Goal of the exercise - Select every line below containing the word "thời".

Data lines -
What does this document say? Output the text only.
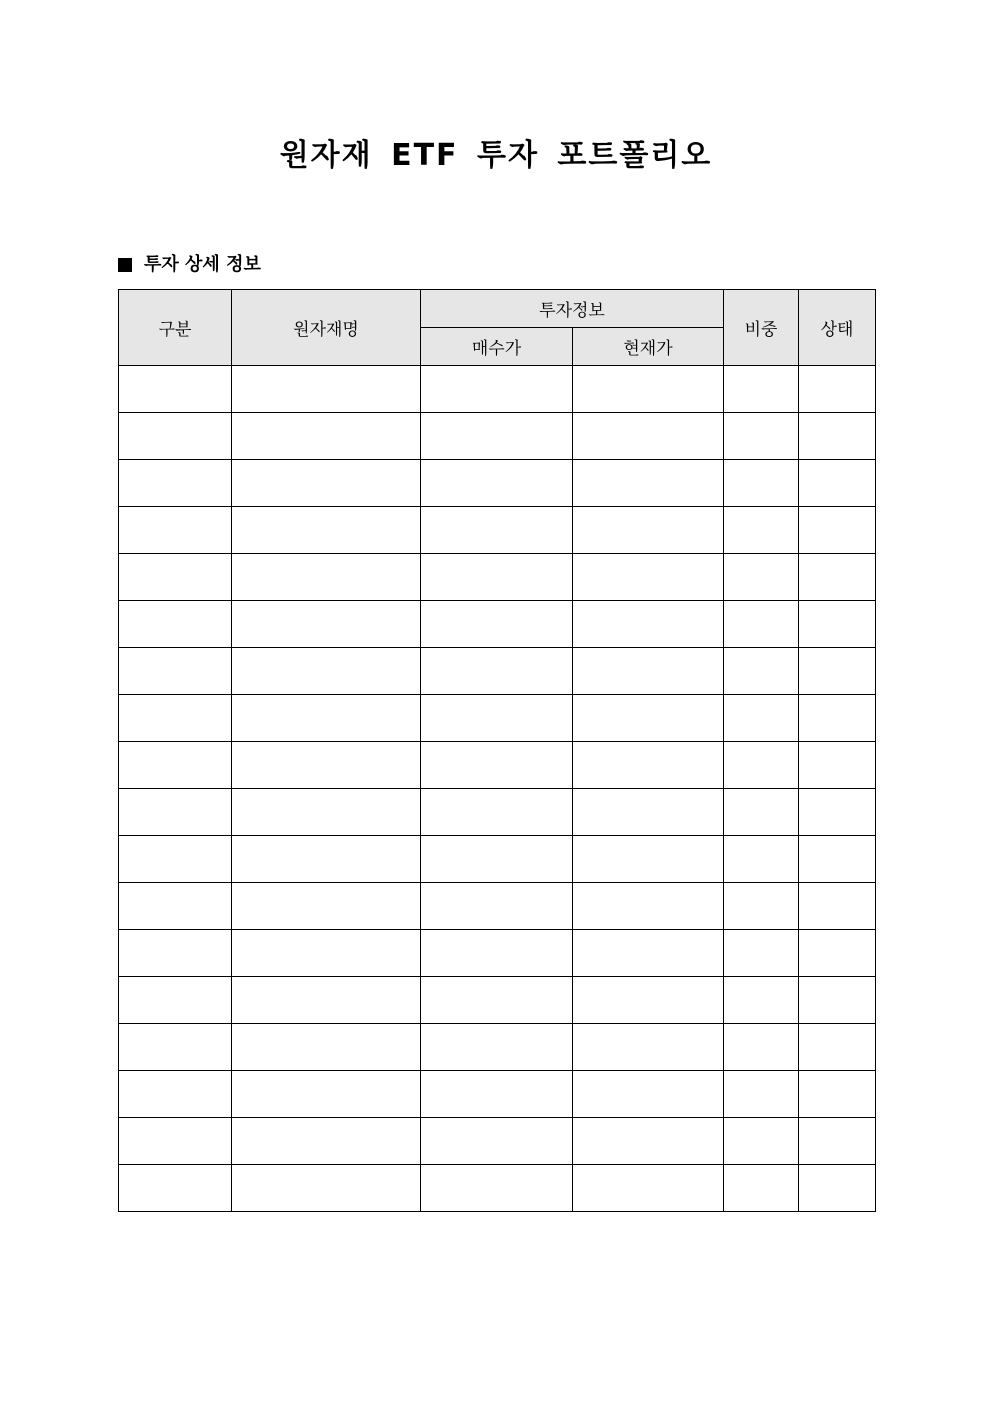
원자재 ETF 투자 포트폴리오
투자 상세 정보
구분	원자재명	투자정보		비중	상태
		매수가	현재가		
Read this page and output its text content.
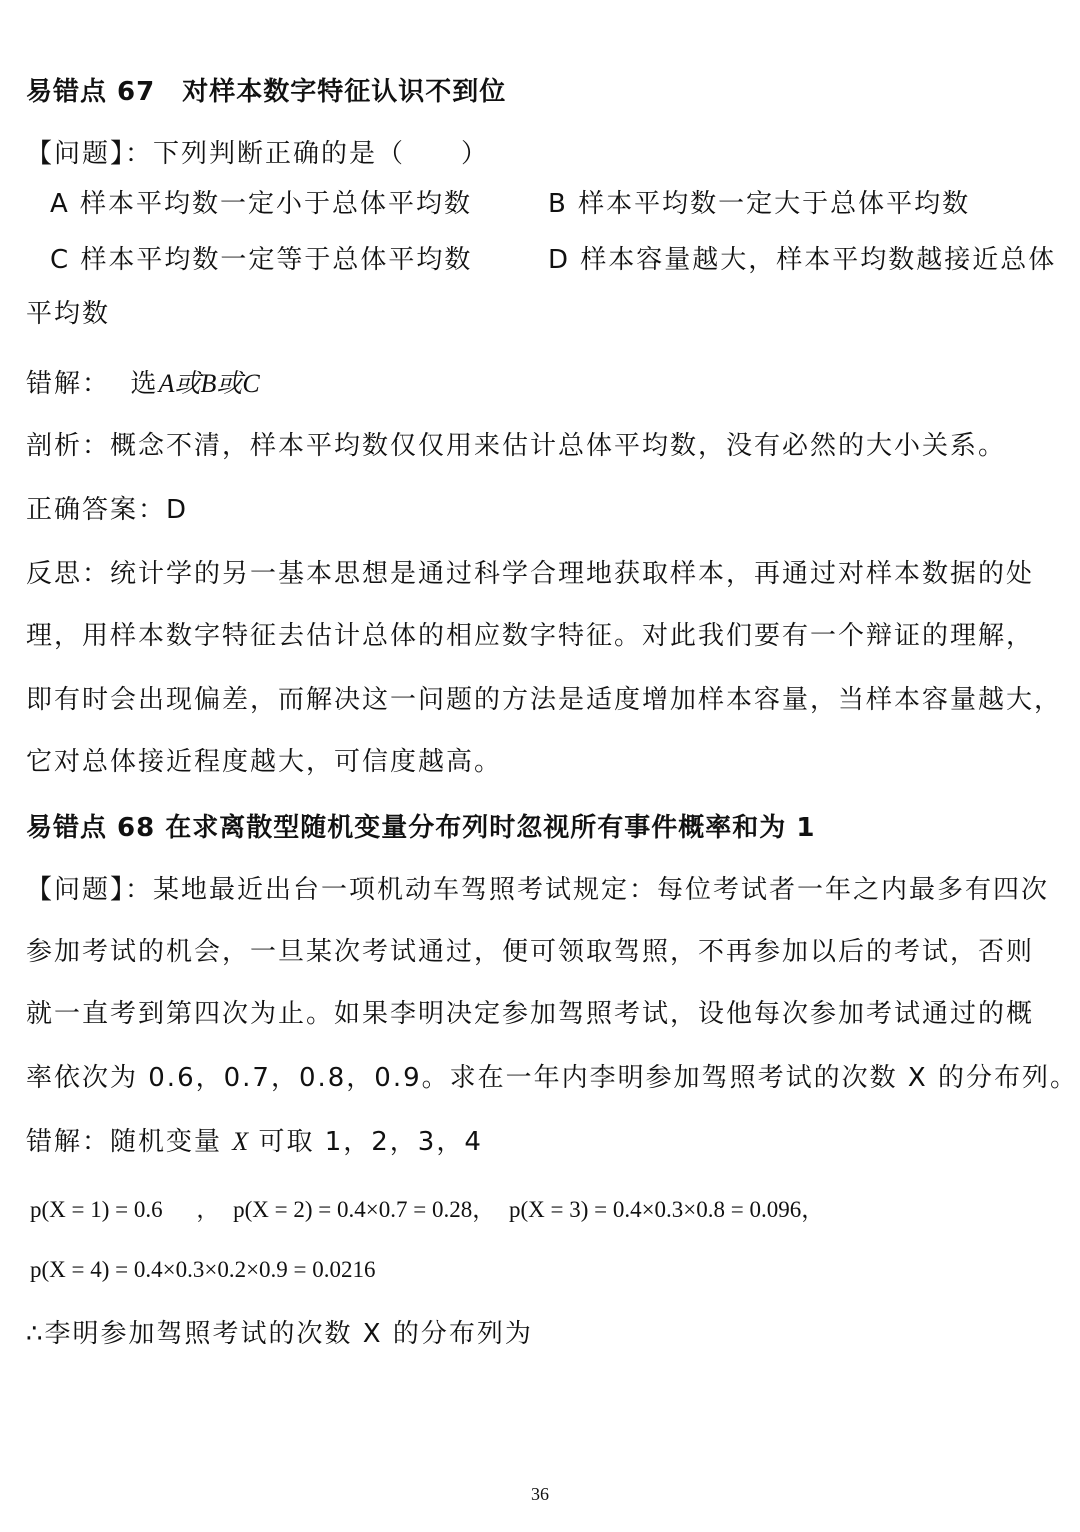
易错点 67　对样本数字特征认识不到位
【问题】：下列判断正确的是（　　）
A 样本平均数一定小于总体平均数	B 样本平均数一定大于总体平均数
C 样本平均数一定等于总体平均数	D 样本容量越大，样本平均数越接近总体
平均数
错解： 选A或B或C
剖析：概念不清，样本平均数仅仅用来估计总体平均数，没有必然的大小关系。
正确答案：D
反思：统计学的另一基本思想是通过科学合理地获取样本，再通过对样本数据的处
理，用样本数字特征去估计总体的相应数字特征。对此我们要有一个辩证的理解，
即有时会出现偏差，而解决这一问题的方法是适度增加样本容量，当样本容量越大，
它对总体接近程度越大，可信度越高。
易错点 68 在求离散型随机变量分布列时忽视所有事件概率和为 1
【问题】：某地最近出台一项机动车驾照考试规定：每位考试者一年之内最多有四次
参加考试的机会，一旦某次考试通过，便可领取驾照，不再参加以后的考试，否则
就一直考到第四次为止。如果李明决定参加驾照考试，设他每次参加考试通过的概
率依次为 0.6，0.7，0.8，0.9。求在一年内李明参加驾照考试的次数 X 的分布列。
错解：随机变量 X 可取 1，2，3，4
p(X = 1) = 0.6 ， p(X = 2) = 0.4×0.7 = 0.28， p(X = 3) = 0.4×0.3×0.8 = 0.096，
p(X = 4) = 0.4×0.3×0.2×0.9 = 0.0216
∴李明参加驾照考试的次数 X 的分布列为
36
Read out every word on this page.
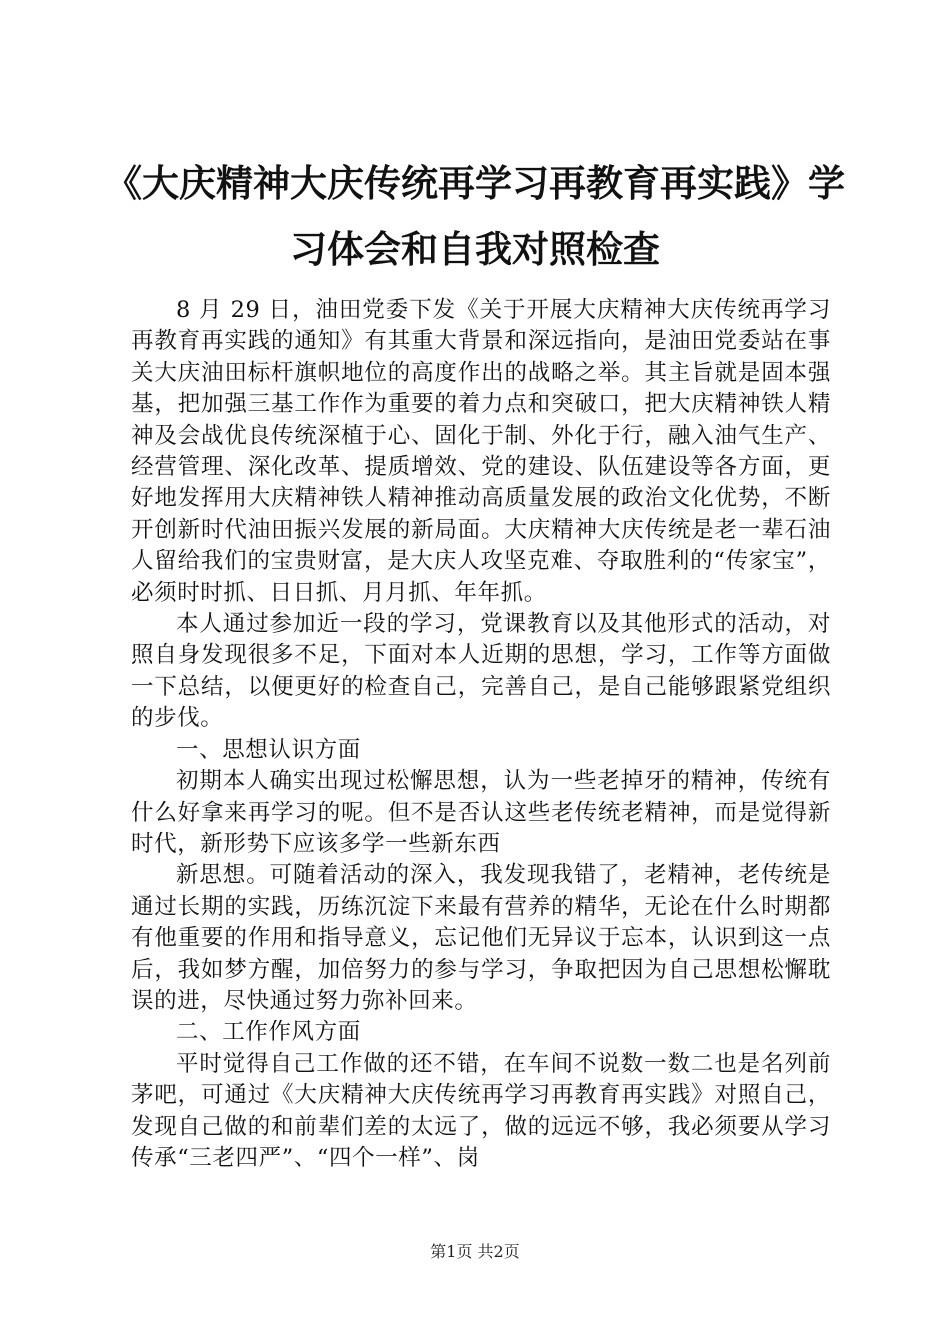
《大庆精神大庆传统再学习再教育再实践》学
习体会和自我对照检查

8 月 29 日，油田党委下发《关于开展大庆精神大庆传统再学习再教育再实践的通知》有其重大背景和深远指向，是油田党委站在事关大庆油田标杆旗帜地位的高度作出的战略之举。其主旨就是固本强基，把加强三基工作作为重要的着力点和突破口，把大庆精神铁人精神及会战优良传统深植于心、固化于制、外化于行，融入油气生产、经营管理、深化改革、提质增效、党的建设、队伍建设等各方面，更好地发挥用大庆精神铁人精神推动高质量发展的政治文化优势，不断开创新时代油田振兴发展的新局面。大庆精神大庆传统是老一辈石油人留给我们的宝贵财富，是大庆人攻坚克难、夺取胜利的“传家宝”，必须时时抓、日日抓、月月抓、年年抓。

本人通过参加近一段的学习，党课教育以及其他形式的活动，对照自身发现很多不足，下面对本人近期的思想，学习，工作等方面做一下总结，以便更好的检查自己，完善自己，是自己能够跟紧党组织的步伐。

一、思想认识方面

初期本人确实出现过松懈思想，认为一些老掉牙的精神，传统有什么好拿来再学习的呢。但不是否认这些老传统老精神，而是觉得新时代，新形势下应该多学一些新东西

新思想。可随着活动的深入，我发现我错了，老精神，老传统是通过长期的实践，历练沉淀下来最有营养的精华，无论在什么时期都有他重要的作用和指导意义，忘记他们无异议于忘本，认识到这一点后，我如梦方醒，加倍努力的参与学习，争取把因为自己思想松懈耽误的进，尽快通过努力弥补回来。

二、工作作风方面

平时觉得自己工作做的还不错，在车间不说数一数二也是名列前茅吧，可通过《大庆精神大庆传统再学习再教育再实践》对照自己，发现自己做的和前辈们差的太远了，做的远远不够，我必须要从学习传承“三老四严”、“四个一样”、岗

第1页 共2页
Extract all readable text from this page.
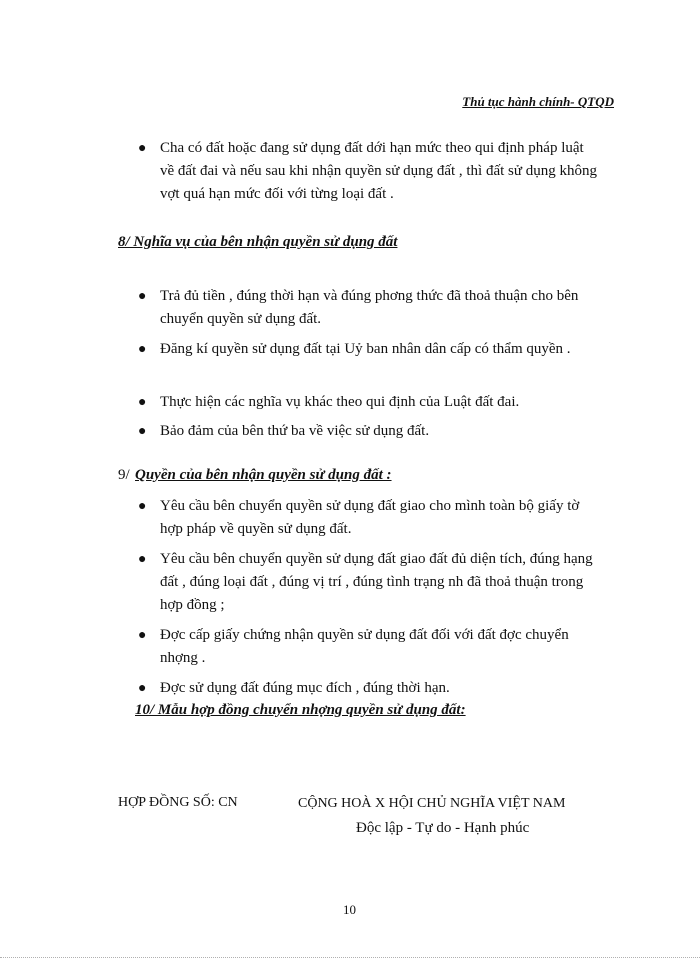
Thủ tục hành chính- QTQD
● Cha có đất hoặc đang sử dụng đất dới hạn mức theo qui định pháp luật về đất đai và nếu sau khi nhận quyền sử dụng đất , thì đất sử dụng không vợt quá hạn mức đối với từng loại đất .
8/ Nghĩa vụ của bên nhận quyền sử dụng đất
● Trả đủ tiền , đúng thời hạn và đúng phơng thức đã thoả thuận cho bên chuyển quyền sử dụng đất.
● Đăng kí quyền sử dụng đất tại Uỷ ban nhân dân cấp có thẩm quyền .
● Thực hiện các nghĩa vụ khác theo qui định của Luật đất đai.
● Bảo đảm của bên thứ ba về việc sử dụng đất.
9/ Quyền của bên nhận quyền sử dụng đất :
● Yêu cầu bên chuyển quyền sử dụng đất giao cho mình toàn bộ giấy tờ hợp pháp về quyền sử dụng đất.
● Yêu cầu bên chuyển quyền sử dụng đất giao đất đủ diện tích, đúng hạng đất , đúng loại đất , đúng vị trí , đúng tình trạng nh đã thoả thuận trong hợp đồng ;
● Đợc cấp giấy chứng nhận quyền sử dụng đất đối với đất đợc chuyển nhợng .
● Đợc sử dụng đất đúng mục đích , đúng thời hạn.
10/ Mẫu hợp đồng chuyển nhợng quyền sử dụng đất:
HỢP ĐỒNG SỐ: CN	CỘNG HOÀ X HỘI CHỦ NGHĨA VIỆT NAM
Độc lập - Tự do - Hạnh phúc
10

Solution -
● Trả đủ tiền , đúng thời hạn và đúng phơng thức đã thoả thuận cho bên chuyển quyền sử dụng đất.
● Đợc sử dụng đất đúng mục đích , đúng thời hạn.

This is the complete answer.